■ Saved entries
- - -

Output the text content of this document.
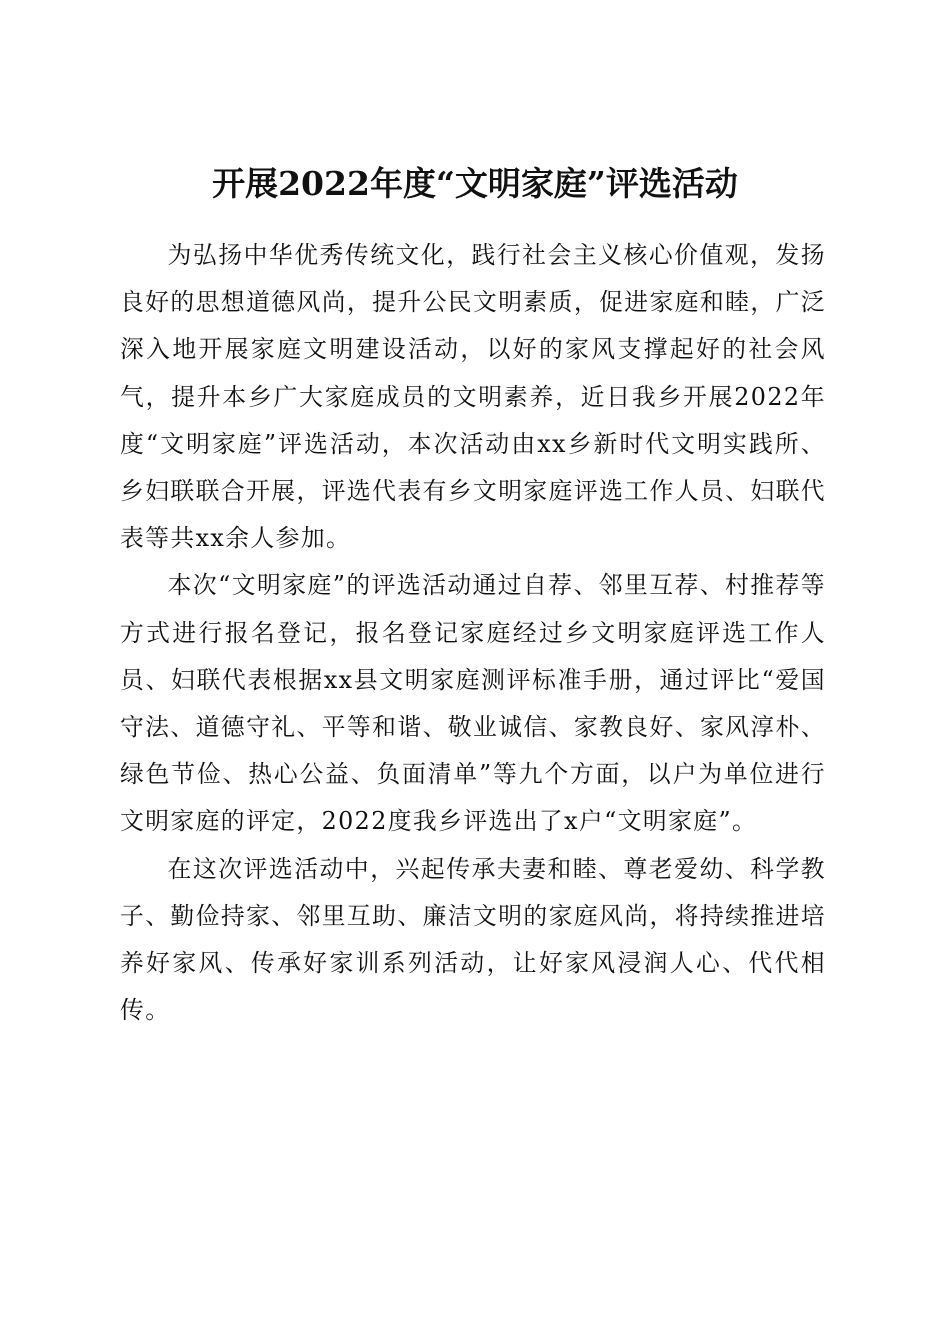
开展2022年度“文明家庭”评选活动

为弘扬中华优秀传统文化，践行社会主义核心价值观，发扬良好的思想道德风尚，提升公民文明素质，促进家庭和睦，广泛深入地开展家庭文明建设活动，以好的家风支撑起好的社会风气，提升本乡广大家庭成员的文明素养，近日我乡开展2022年度“文明家庭”评选活动，本次活动由xx乡新时代文明实践所、乡妇联联合开展，评选代表有乡文明家庭评选工作人员、妇联代表等共xx余人参加。

本次“文明家庭”的评选活动通过自荐、邻里互荐、村推荐等方式进行报名登记，报名登记家庭经过乡文明家庭评选工作人员、妇联代表根据xx县文明家庭测评标准手册，通过评比“爱国守法、道德守礼、平等和谐、敬业诚信、家教良好、家风淳朴、绿色节俭、热心公益、负面清单”等九个方面，以户为单位进行文明家庭的评定，2022度我乡评选出了x户“文明家庭”。

在这次评选活动中，兴起传承夫妻和睦、尊老爱幼、科学教子、勤俭持家、邻里互助、廉洁文明的家庭风尚，将持续推进培养好家风、传承好家训系列活动，让好家风浸润人心、代代相传。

- - -

■ WHAT THE TASK REQUIRES
Repeat the entries exactly and keep the pictures out of the copy.

■ WRITTEN RESPONSE
Output the text content of this document.
开展2022年度“文明家庭”评选活动

为弘扬中华优秀传统文化，践行社会主义核心价值观，发扬良好的思想道德风尚，提升公民文明素质，促进家庭和睦，广泛深入地开展家庭文明建设活动，以好的家风支撑起好的社会风气，提升本乡广大家庭成员的文明素养，近日我乡开展2022年度“文明家庭”评选活动，本次活动由xx乡新时代文明实践所、乡妇联联合开展，评选代表有乡文明家庭评选工作人员、妇联代表等共xx余人参加。

本次“文明家庭”的评选活动通过自荐、邻里互荐、村推荐等方式进行报名登记，报名登记家庭经过乡文明家庭评选工作人员、妇联代表根据xx县文明家庭测评标准手册，通过评比“爱国守法、道德守礼、平等和谐、敬业诚信、家教良好、家风淳朴、绿色节俭、热心公益、负面清单”等九个方面，以户为单位进行文明家庭的评定，2022度我乡评选出了x户“文明家庭”。

在这次评选活动中，兴起传承夫妻和睦、尊老爱幼、科学教子、勤俭持家、邻里互助、廉洁文明的家庭风尚，将持续推进培养好家风、传承好家训系列活动，让好家风浸润人心、代代相传。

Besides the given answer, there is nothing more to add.